** Begin SOURCE MATERIAL **
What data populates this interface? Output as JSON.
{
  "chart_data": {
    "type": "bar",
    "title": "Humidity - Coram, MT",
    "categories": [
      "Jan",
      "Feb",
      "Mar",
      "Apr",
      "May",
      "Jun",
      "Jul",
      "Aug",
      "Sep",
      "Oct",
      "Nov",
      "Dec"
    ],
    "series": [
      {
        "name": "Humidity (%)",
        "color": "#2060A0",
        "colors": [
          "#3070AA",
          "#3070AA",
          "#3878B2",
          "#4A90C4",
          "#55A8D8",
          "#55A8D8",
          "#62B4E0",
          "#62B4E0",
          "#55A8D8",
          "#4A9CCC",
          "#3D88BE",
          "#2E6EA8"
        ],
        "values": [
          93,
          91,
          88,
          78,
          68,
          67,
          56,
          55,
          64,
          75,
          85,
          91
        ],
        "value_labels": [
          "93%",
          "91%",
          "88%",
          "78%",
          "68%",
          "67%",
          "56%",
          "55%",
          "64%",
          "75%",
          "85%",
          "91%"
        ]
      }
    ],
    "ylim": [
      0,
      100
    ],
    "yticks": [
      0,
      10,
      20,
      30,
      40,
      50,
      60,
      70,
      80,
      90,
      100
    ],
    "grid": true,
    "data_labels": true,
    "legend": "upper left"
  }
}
** End SOURCE MATERIAL **
Scan the entries above for the word "Humidity" and collect each line holding it.

• [ANSWER FOR THE TASK]:
    "title": "Humidity - Coram, MT",
        "name": "Humidity (%)",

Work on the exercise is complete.